### Your objective
Transcribe the listing word for word.

### Stored rows
--- --- ---
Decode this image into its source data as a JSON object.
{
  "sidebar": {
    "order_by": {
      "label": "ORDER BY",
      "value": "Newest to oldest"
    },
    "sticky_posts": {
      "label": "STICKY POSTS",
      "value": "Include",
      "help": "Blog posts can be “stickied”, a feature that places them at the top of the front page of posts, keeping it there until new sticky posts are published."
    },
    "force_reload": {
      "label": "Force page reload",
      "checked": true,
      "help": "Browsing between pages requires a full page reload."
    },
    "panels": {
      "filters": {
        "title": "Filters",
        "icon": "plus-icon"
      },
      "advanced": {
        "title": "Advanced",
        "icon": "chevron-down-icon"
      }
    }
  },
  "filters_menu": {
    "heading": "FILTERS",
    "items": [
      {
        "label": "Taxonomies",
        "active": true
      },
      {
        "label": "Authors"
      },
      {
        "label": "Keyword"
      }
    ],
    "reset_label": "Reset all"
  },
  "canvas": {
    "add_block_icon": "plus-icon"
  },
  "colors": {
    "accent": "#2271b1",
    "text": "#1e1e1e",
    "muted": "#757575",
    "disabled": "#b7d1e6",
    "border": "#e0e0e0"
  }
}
--- --- ---
### Finished exercise
Decode this image into its source data as a JSON object.
{
  "sidebar": {
    "order_by": {
      "label": "ORDER BY",
      "value": "Newest to oldest"
    },
    "sticky_posts": {
      "label": "STICKY POSTS",
      "value": "Include",
      "help": "Blog posts can be “stickied”, a feature that places them at the top of the front page of posts, keeping it there until new sticky posts are published."
    },
    "force_reload": {
      "label": "Force page reload",
      "checked": true,
      "help": "Browsing between pages requires a full page reload."
    },
    "panels": {
      "filters": {
        "title": "Filters",
        "icon": "plus-icon"
      },
      "advanced": {
        "title": "Advanced",
        "icon": "chevron-down-icon"
      }
    }
  },
  "filters_menu": {
    "heading": "FILTERS",
    "items": [
      {
        "label": "Taxonomies",
        "active": true
      },
      {
        "label": "Authors"
      },
      {
        "label": "Keyword"
      }
    ],
    "reset_label": "Reset all"
  },
  "canvas": {
    "add_block_icon": "plus-icon"
  },
  "colors": {
    "accent": "#2271b1",
    "text": "#1e1e1e",
    "muted": "#757575",
    "disabled": "#b7d1e6",
    "border": "#e0e0e0"
  }
}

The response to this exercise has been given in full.